Look through the material below. Copy every line with the string "笔杆子星域" in it.

Dataset entries:
———

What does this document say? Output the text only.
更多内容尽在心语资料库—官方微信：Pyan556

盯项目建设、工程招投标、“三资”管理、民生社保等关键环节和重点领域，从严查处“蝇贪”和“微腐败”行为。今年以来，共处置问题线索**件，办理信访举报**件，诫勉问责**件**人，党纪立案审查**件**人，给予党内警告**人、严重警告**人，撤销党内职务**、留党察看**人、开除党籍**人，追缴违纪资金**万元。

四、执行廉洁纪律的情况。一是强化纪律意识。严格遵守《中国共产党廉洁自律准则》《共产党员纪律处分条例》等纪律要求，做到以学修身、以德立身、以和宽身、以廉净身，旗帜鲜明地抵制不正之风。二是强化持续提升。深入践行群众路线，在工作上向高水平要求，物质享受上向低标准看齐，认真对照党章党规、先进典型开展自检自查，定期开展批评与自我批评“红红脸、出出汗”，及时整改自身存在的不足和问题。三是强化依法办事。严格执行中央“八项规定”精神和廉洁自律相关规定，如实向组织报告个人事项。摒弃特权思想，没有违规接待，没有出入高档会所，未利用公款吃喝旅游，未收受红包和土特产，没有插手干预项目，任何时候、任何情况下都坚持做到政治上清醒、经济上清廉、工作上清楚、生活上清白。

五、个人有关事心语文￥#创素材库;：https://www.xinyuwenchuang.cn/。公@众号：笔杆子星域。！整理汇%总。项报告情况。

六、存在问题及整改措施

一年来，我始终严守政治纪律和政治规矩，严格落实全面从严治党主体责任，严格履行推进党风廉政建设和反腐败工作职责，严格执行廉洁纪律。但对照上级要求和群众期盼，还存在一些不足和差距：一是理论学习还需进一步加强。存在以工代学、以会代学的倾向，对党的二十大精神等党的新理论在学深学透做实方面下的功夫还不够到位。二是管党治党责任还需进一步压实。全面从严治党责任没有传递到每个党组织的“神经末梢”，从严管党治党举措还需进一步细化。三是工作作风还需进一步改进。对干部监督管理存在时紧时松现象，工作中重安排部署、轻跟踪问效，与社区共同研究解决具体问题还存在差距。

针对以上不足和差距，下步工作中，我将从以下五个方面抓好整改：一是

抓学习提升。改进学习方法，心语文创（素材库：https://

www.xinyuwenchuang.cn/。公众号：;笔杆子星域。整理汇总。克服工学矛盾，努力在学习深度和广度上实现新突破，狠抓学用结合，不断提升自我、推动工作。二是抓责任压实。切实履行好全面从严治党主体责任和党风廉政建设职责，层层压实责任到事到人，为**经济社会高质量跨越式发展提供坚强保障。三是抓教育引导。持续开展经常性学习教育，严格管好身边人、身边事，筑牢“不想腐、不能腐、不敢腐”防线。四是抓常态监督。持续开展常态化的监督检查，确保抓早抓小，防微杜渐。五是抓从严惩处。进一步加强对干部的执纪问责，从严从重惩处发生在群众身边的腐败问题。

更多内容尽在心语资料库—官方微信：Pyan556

———

■ Solution for this exercise ■
五、个人有关事心语文￥#创素材库;：https://www.xinyuwenchuang.cn/。公@众号：笔杆子星域。！整理汇%总。项报告情况。
www.xinyuwenchuang.cn/。公众号：;笔杆子星域。整理汇总。克服工学矛盾，努力在学习深度和广度上实现新突破，狠抓学用结合，不断提升自我、推动工作。二是抓责任压实。切实履行好全面从严治党主体责任和党风廉政建设职责，层层压实责任到事到人，为**经济社会高质量跨越式发展提供坚强保障。三是抓教育引导。持续开展经常性学习教育，严格管好身边人、身边事，筑牢“不想腐、不能腐、不敢腐”防线。四是抓常态监督。持续开展常态化的监督检查，确保抓早抓小，防微杜渐。五是抓从严惩处。进一步加强对干部的执纪问责，从严从重惩处发生在群众身边的腐败问题。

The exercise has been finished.